Stored records:

Segment Open

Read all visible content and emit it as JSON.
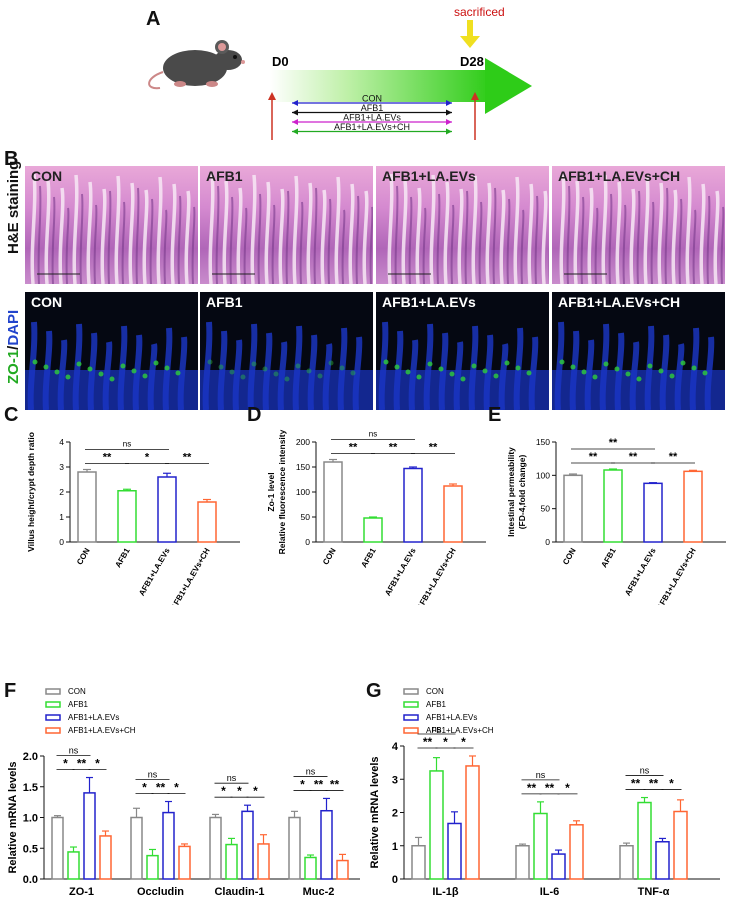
{
  "panel_a": {
    "letter": "A",
    "sacrificed": "sacrificed",
    "day_start": "D0",
    "day_end": "D28",
    "groups": [
      "CON",
      "AFB1",
      "AFB1+LA.EVs",
      "AFB1+LA.EVs+CH"
    ],
    "group_colors": [
      "#2222cc",
      "#111111",
      "#cc22cc",
      "#22aa22"
    ]
  },
  "panel_b": {
    "letter": "B",
    "row1_label": "H&E staining",
    "row2_label_a": "ZO-1",
    "row2_label_sep": "/",
    "row2_label_b": "DAPI",
    "tiles": [
      "CON",
      "AFB1",
      "AFB1+LA.EVs",
      "AFB1+LA.EVs+CH"
    ]
  },
  "chart_data": [
    {
      "panel": "C",
      "type": "bar",
      "ylabel": "Villus height/crypt depth ratio",
      "ylim": [
        0,
        4
      ],
      "yticks": [
        0,
        1,
        2,
        3,
        4
      ],
      "categories": [
        "CON",
        "AFB1",
        "AFB1+LA.EVs",
        "AFB1+LA.EVs+CH"
      ],
      "values": [
        2.8,
        2.05,
        2.6,
        1.6
      ],
      "errors": [
        0.1,
        0.06,
        0.15,
        0.1
      ],
      "colors": [
        "#888888",
        "#33dd33",
        "#2222cc",
        "#ff6633"
      ],
      "significance": [
        "ns",
        "**",
        "*",
        "**"
      ]
    },
    {
      "panel": "D",
      "type": "bar",
      "ylabel": "Zo-1 level Relative fluorescence intensity",
      "ylabel_line1": "Zo-1 level",
      "ylabel_line2": "Relative fluorescence intensity",
      "ylim": [
        0,
        200
      ],
      "yticks": [
        0,
        50,
        100,
        150,
        200
      ],
      "categories": [
        "CON",
        "AFB1",
        "AFB1+LA.EVs",
        "AFB1+LA.EVs+CH"
      ],
      "values": [
        160,
        48,
        147,
        112
      ],
      "errors": [
        5,
        2,
        3,
        4
      ],
      "colors": [
        "#888888",
        "#33dd33",
        "#2222cc",
        "#ff6633"
      ],
      "significance": [
        "ns",
        "**",
        "**",
        "**"
      ]
    },
    {
      "panel": "E",
      "type": "bar",
      "ylabel": "Intestinal permeability (FD-4,fold change)",
      "ylabel_line1": "Intestinal permeability",
      "ylabel_line2": "(FD-4,fold change)",
      "ylim": [
        0,
        150
      ],
      "yticks": [
        0,
        50,
        100,
        150
      ],
      "categories": [
        "CON",
        "AFB1",
        "AFB1+LA.EVs",
        "AFB1+LA.EVs+CH"
      ],
      "values": [
        100,
        108,
        88,
        106
      ],
      "errors": [
        2,
        1.5,
        1,
        1.5
      ],
      "colors": [
        "#888888",
        "#33dd33",
        "#2222cc",
        "#ff6633"
      ],
      "significance": [
        "**",
        "**",
        "**",
        "**"
      ]
    },
    {
      "panel": "F",
      "type": "bar",
      "ylabel": "Relative mRNA levels",
      "ylim": [
        0,
        2.0
      ],
      "yticks": [
        "0.0",
        "0.5",
        "1.0",
        "1.5",
        "2.0"
      ],
      "categories": [
        "ZO-1",
        "Occludin",
        "Claudin-1",
        "Muc-2"
      ],
      "series": [
        {
          "name": "CON",
          "values": [
            1.0,
            1.0,
            1.0,
            1.0
          ],
          "errors": [
            0.03,
            0.15,
            0.05,
            0.1
          ]
        },
        {
          "name": "AFB1",
          "values": [
            0.44,
            0.38,
            0.56,
            0.35
          ],
          "errors": [
            0.08,
            0.1,
            0.1,
            0.04
          ]
        },
        {
          "name": "AFB1+LA.EVs",
          "values": [
            1.4,
            1.08,
            1.1,
            1.11
          ],
          "errors": [
            0.25,
            0.18,
            0.1,
            0.2
          ]
        },
        {
          "name": "AFB1+LA.EVs+CH",
          "values": [
            0.7,
            0.53,
            0.57,
            0.3
          ],
          "errors": [
            0.08,
            0.04,
            0.15,
            0.1
          ]
        }
      ],
      "colors": [
        "#888888",
        "#33dd33",
        "#2222cc",
        "#ff6633"
      ],
      "significance": [
        [
          "ns",
          "*",
          "**",
          "*"
        ],
        [
          "ns",
          "*",
          "**",
          "*"
        ],
        [
          "ns",
          "*",
          "*",
          "*"
        ],
        [
          "ns",
          "*",
          "**",
          "**"
        ]
      ],
      "legend_position": "top-left"
    },
    {
      "panel": "G",
      "type": "bar",
      "ylabel": "Relative mRNA levels",
      "ylim": [
        0,
        4
      ],
      "yticks": [
        0,
        1,
        2,
        3,
        4
      ],
      "categories": [
        "IL-1β",
        "IL-6",
        "TNF-α"
      ],
      "series": [
        {
          "name": "CON",
          "values": [
            1.0,
            1.0,
            1.0
          ],
          "errors": [
            0.25,
            0.05,
            0.08
          ]
        },
        {
          "name": "AFB1",
          "values": [
            3.25,
            1.97,
            2.3
          ],
          "errors": [
            0.4,
            0.35,
            0.15
          ]
        },
        {
          "name": "AFB1+LA.EVs",
          "values": [
            1.67,
            0.75,
            1.12
          ],
          "errors": [
            0.35,
            0.12,
            0.1
          ]
        },
        {
          "name": "AFB1+LA.EVs+CH",
          "values": [
            3.4,
            1.63,
            2.03
          ],
          "errors": [
            0.3,
            0.12,
            0.35
          ]
        }
      ],
      "colors": [
        "#888888",
        "#33dd33",
        "#2222cc",
        "#ff6633"
      ],
      "significance": [
        [
          "ns",
          "**",
          "*",
          "*"
        ],
        [
          "ns",
          "**",
          "**",
          "*"
        ],
        [
          "ns",
          "**",
          "**",
          "*"
        ]
      ],
      "legend_position": "top-left"
    }
  ]
}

Segment Closed

### Task prompt
Reproduce all of the data exactly, omitting each picture it holds.

### Task output
Read all visible content and emit it as JSON.
{
  "panel_a": {
    "letter": "A",
    "sacrificed": "sacrificed",
    "day_start": "D0",
    "day_end": "D28",
    "groups": [
      "CON",
      "AFB1",
      "AFB1+LA.EVs",
      "AFB1+LA.EVs+CH"
    ],
    "group_colors": [
      "#2222cc",
      "#111111",
      "#cc22cc",
      "#22aa22"
    ]
  },
  "panel_b": {
    "letter": "B",
    "row1_label": "H&E staining",
    "row2_label_a": "ZO-1",
    "row2_label_sep": "/",
    "row2_label_b": "DAPI",
    "tiles": [
      "CON",
      "AFB1",
      "AFB1+LA.EVs",
      "AFB1+LA.EVs+CH"
    ]
  },
  "chart_data": [
    {
      "panel": "C",
      "type": "bar",
      "ylabel": "Villus height/crypt depth ratio",
      "ylim": [
        0,
        4
      ],
      "yticks": [
        0,
        1,
        2,
        3,
        4
      ],
      "categories": [
        "CON",
        "AFB1",
        "AFB1+LA.EVs",
        "AFB1+LA.EVs+CH"
      ],
      "values": [
        2.8,
        2.05,
        2.6,
        1.6
      ],
      "errors": [
        0.1,
        0.06,
        0.15,
        0.1
      ],
      "colors": [
        "#888888",
        "#33dd33",
        "#2222cc",
        "#ff6633"
      ],
      "significance": [
        "ns",
        "**",
        "*",
        "**"
      ]
    },
    {
      "panel": "D",
      "type": "bar",
      "ylabel": "Zo-1 level Relative fluorescence intensity",
      "ylabel_line1": "Zo-1 level",
      "ylabel_line2": "Relative fluorescence intensity",
      "ylim": [
        0,
        200
      ],
      "yticks": [
        0,
        50,
        100,
        150,
        200
      ],
      "categories": [
        "CON",
        "AFB1",
        "AFB1+LA.EVs",
        "AFB1+LA.EVs+CH"
      ],
      "values": [
        160,
        48,
        147,
        112
      ],
      "errors": [
        5,
        2,
        3,
        4
      ],
      "colors": [
        "#888888",
        "#33dd33",
        "#2222cc",
        "#ff6633"
      ],
      "significance": [
        "ns",
        "**",
        "**",
        "**"
      ]
    },
    {
      "panel": "E",
      "type": "bar",
      "ylabel": "Intestinal permeability (FD-4,fold change)",
      "ylabel_line1": "Intestinal permeability",
      "ylabel_line2": "(FD-4,fold change)",
      "ylim": [
        0,
        150
      ],
      "yticks": [
        0,
        50,
        100,
        150
      ],
      "categories": [
        "CON",
        "AFB1",
        "AFB1+LA.EVs",
        "AFB1+LA.EVs+CH"
      ],
      "values": [
        100,
        108,
        88,
        106
      ],
      "errors": [
        2,
        1.5,
        1,
        1.5
      ],
      "colors": [
        "#888888",
        "#33dd33",
        "#2222cc",
        "#ff6633"
      ],
      "significance": [
        "**",
        "**",
        "**",
        "**"
      ]
    },
    {
      "panel": "F",
      "type": "bar",
      "ylabel": "Relative mRNA levels",
      "ylim": [
        0,
        2.0
      ],
      "yticks": [
        "0.0",
        "0.5",
        "1.0",
        "1.5",
        "2.0"
      ],
      "categories": [
        "ZO-1",
        "Occludin",
        "Claudin-1",
        "Muc-2"
      ],
      "series": [
        {
          "name": "CON",
          "values": [
            1.0,
            1.0,
            1.0,
            1.0
          ],
          "errors": [
            0.03,
            0.15,
            0.05,
            0.1
          ]
        },
        {
          "name": "AFB1",
          "values": [
            0.44,
            0.38,
            0.56,
            0.35
          ],
          "errors": [
            0.08,
            0.1,
            0.1,
            0.04
          ]
        },
        {
          "name": "AFB1+LA.EVs",
          "values": [
            1.4,
            1.08,
            1.1,
            1.11
          ],
          "errors": [
            0.25,
            0.18,
            0.1,
            0.2
          ]
        },
        {
          "name": "AFB1+LA.EVs+CH",
          "values": [
            0.7,
            0.53,
            0.57,
            0.3
          ],
          "errors": [
            0.08,
            0.04,
            0.15,
            0.1
          ]
        }
      ],
      "colors": [
        "#888888",
        "#33dd33",
        "#2222cc",
        "#ff6633"
      ],
      "significance": [
        [
          "ns",
          "*",
          "**",
          "*"
        ],
        [
          "ns",
          "*",
          "**",
          "*"
        ],
        [
          "ns",
          "*",
          "*",
          "*"
        ],
        [
          "ns",
          "*",
          "**",
          "**"
        ]
      ],
      "legend_position": "top-left"
    },
    {
      "panel": "G",
      "type": "bar",
      "ylabel": "Relative mRNA levels",
      "ylim": [
        0,
        4
      ],
      "yticks": [
        0,
        1,
        2,
        3,
        4
      ],
      "categories": [
        "IL-1β",
        "IL-6",
        "TNF-α"
      ],
      "series": [
        {
          "name": "CON",
          "values": [
            1.0,
            1.0,
            1.0
          ],
          "errors": [
            0.25,
            0.05,
            0.08
          ]
        },
        {
          "name": "AFB1",
          "values": [
            3.25,
            1.97,
            2.3
          ],
          "errors": [
            0.4,
            0.35,
            0.15
          ]
        },
        {
          "name": "AFB1+LA.EVs",
          "values": [
            1.67,
            0.75,
            1.12
          ],
          "errors": [
            0.35,
            0.12,
            0.1
          ]
        },
        {
          "name": "AFB1+LA.EVs+CH",
          "values": [
            3.4,
            1.63,
            2.03
          ],
          "errors": [
            0.3,
            0.12,
            0.35
          ]
        }
      ],
      "colors": [
        "#888888",
        "#33dd33",
        "#2222cc",
        "#ff6633"
      ],
      "significance": [
        [
          "ns",
          "**",
          "*",
          "*"
        ],
        [
          "ns",
          "**",
          "**",
          "*"
        ],
        [
          "ns",
          "**",
          "**",
          "*"
        ]
      ],
      "legend_position": "top-left"
    }
  ]
}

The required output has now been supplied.